Requirements:
Your task is to print all of the data word for word.

** Start Records shown **

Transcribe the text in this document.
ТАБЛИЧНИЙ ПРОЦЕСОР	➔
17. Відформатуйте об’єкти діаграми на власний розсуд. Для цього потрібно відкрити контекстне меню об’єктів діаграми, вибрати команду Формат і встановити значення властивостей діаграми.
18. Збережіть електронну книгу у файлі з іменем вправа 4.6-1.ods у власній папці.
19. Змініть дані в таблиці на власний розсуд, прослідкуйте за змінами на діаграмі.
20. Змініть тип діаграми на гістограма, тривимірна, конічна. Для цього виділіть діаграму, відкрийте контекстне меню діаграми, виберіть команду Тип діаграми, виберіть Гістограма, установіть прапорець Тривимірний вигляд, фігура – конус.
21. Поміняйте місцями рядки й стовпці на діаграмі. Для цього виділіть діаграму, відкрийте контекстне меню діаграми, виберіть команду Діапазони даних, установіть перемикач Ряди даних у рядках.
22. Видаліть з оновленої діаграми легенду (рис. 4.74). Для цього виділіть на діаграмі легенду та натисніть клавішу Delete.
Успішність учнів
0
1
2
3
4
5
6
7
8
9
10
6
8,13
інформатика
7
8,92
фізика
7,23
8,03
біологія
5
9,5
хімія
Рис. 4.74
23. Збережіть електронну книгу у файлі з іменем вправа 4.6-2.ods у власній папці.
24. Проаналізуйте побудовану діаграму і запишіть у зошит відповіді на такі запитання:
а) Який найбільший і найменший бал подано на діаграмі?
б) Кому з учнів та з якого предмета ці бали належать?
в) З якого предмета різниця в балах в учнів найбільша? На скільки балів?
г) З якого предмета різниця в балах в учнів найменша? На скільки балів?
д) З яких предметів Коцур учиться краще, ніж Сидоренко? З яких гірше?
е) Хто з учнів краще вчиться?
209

** End Records shown **

In response:
Transcribe the text in this document.
ТАБЛИЧНИЙ ПРОЦЕСОР	➔
17. Відформатуйте об’єкти діаграми на власний розсуд. Для цього потрібно відкрити контекстне меню об’єктів діаграми, вибрати команду Формат і встановити значення властивостей діаграми.
18. Збережіть електронну книгу у файлі з іменем вправа 4.6-1.ods у власній папці.
19. Змініть дані в таблиці на власний розсуд, прослідкуйте за змінами на діаграмі.
20. Змініть тип діаграми на гістограма, тривимірна, конічна. Для цього виділіть діаграму, відкрийте контекстне меню діаграми, виберіть команду Тип діаграми, виберіть Гістограма, установіть прапорець Тривимірний вигляд, фігура – конус.
21. Поміняйте місцями рядки й стовпці на діаграмі. Для цього виділіть діаграму, відкрийте контекстне меню діаграми, виберіть команду Діапазони даних, установіть перемикач Ряди даних у рядках.
22. Видаліть з оновленої діаграми легенду (рис. 4.74). Для цього виділіть на діаграмі легенду та натисніть клавішу Delete.
Успішність учнів
0
1
2
3
4
5
6
7
8
9
10
6
8,13
інформатика
7
8,92
фізика
7,23
8,03
біологія
5
9,5
хімія
Рис. 4.74
23. Збережіть електронну книгу у файлі з іменем вправа 4.6-2.ods у власній папці.
24. Проаналізуйте побудовану діаграму і запишіть у зошит відповіді на такі запитання:
а) Який найбільший і найменший бал подано на діаграмі?
б) Кому з учнів та з якого предмета ці бали належать?
в) З якого предмета різниця в балах в учнів найбільша? На скільки балів?
г) З якого предмета різниця в балах в учнів найменша? На скільки балів?
д) З яких предметів Коцур учиться краще, ніж Сидоренко? З яких гірше?
е) Хто з учнів краще вчиться?
209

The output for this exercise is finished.